• [What you should do] Skip every image and restate the data word for word.

• [Records for this task]

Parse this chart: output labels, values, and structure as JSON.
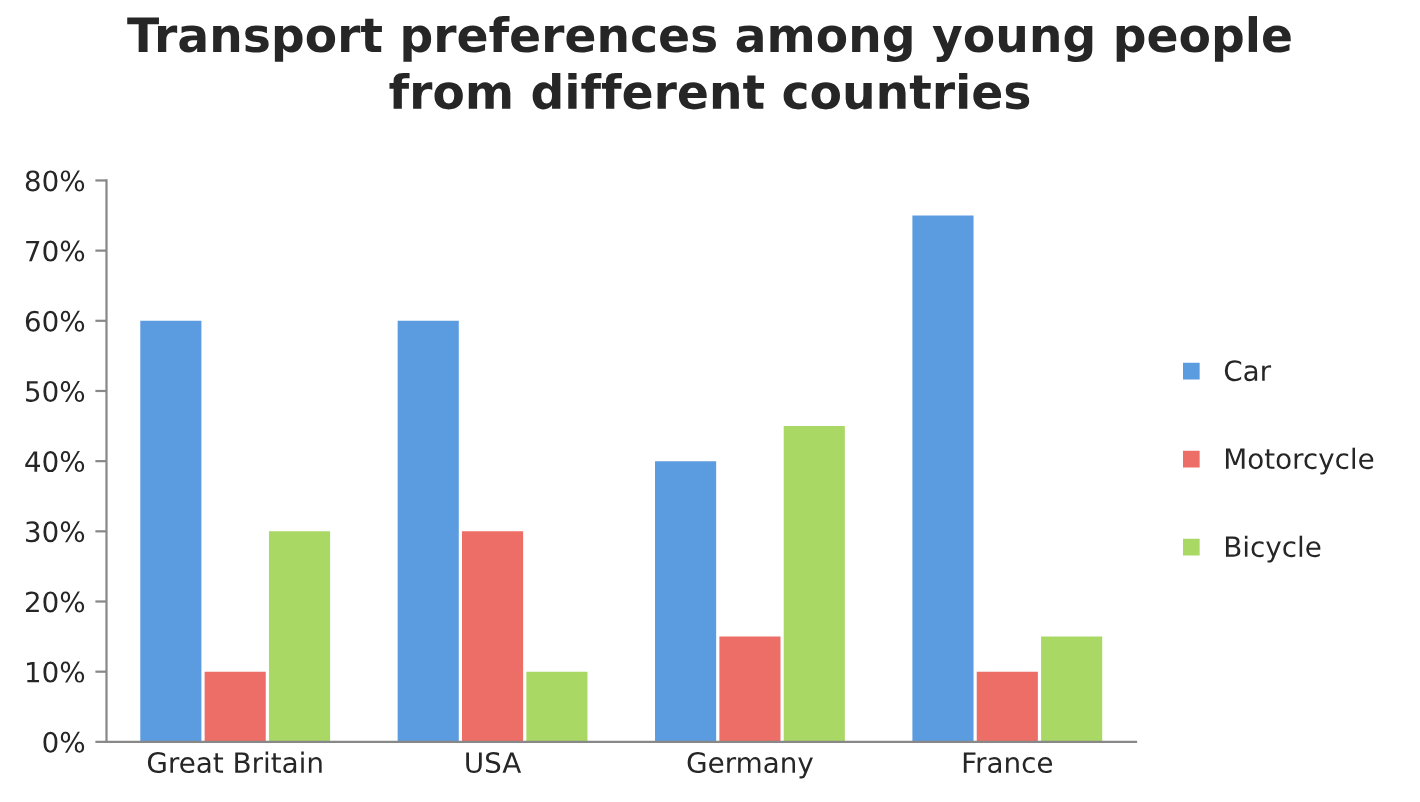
{
  "chart_data": {
    "type": "bar",
    "title": "Transport preferences among young people\nfrom different countries",
    "categories": [
      "Great Britain",
      "USA",
      "Germany",
      "France"
    ],
    "series": [
      {
        "name": "Car",
        "color": "#5b9be0",
        "values": [
          60,
          60,
          40,
          75
        ]
      },
      {
        "name": "Motorcycle",
        "color": "#ec6e66",
        "values": [
          10,
          30,
          15,
          10
        ]
      },
      {
        "name": "Bicycle",
        "color": "#a9d865",
        "values": [
          30,
          10,
          45,
          15
        ]
      }
    ],
    "ylim": [
      0,
      80
    ],
    "yticks": [
      {
        "value": 0,
        "label": "0%"
      },
      {
        "value": 10,
        "label": "10%"
      },
      {
        "value": 20,
        "label": "20%"
      },
      {
        "value": 30,
        "label": "30%"
      },
      {
        "value": 40,
        "label": "40%"
      },
      {
        "value": 50,
        "label": "50%"
      },
      {
        "value": 60,
        "label": "60%"
      },
      {
        "value": 70,
        "label": "70%"
      },
      {
        "value": 80,
        "label": "80%"
      }
    ],
    "grid": false,
    "legend": "right"
  }
}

• [Response to this exercise]
Parse this chart: output labels, values, and structure as JSON.
{
  "chart_data": {
    "type": "bar",
    "title": "Transport preferences among young people\nfrom different countries",
    "categories": [
      "Great Britain",
      "USA",
      "Germany",
      "France"
    ],
    "series": [
      {
        "name": "Car",
        "color": "#5b9be0",
        "values": [
          60,
          60,
          40,
          75
        ]
      },
      {
        "name": "Motorcycle",
        "color": "#ec6e66",
        "values": [
          10,
          30,
          15,
          10
        ]
      },
      {
        "name": "Bicycle",
        "color": "#a9d865",
        "values": [
          30,
          10,
          45,
          15
        ]
      }
    ],
    "ylim": [
      0,
      80
    ],
    "yticks": [
      {
        "value": 0,
        "label": "0%"
      },
      {
        "value": 10,
        "label": "10%"
      },
      {
        "value": 20,
        "label": "20%"
      },
      {
        "value": 30,
        "label": "30%"
      },
      {
        "value": 40,
        "label": "40%"
      },
      {
        "value": 50,
        "label": "50%"
      },
      {
        "value": 60,
        "label": "60%"
      },
      {
        "value": 70,
        "label": "70%"
      },
      {
        "value": 80,
        "label": "80%"
      }
    ],
    "grid": false,
    "legend": "right"
  }
}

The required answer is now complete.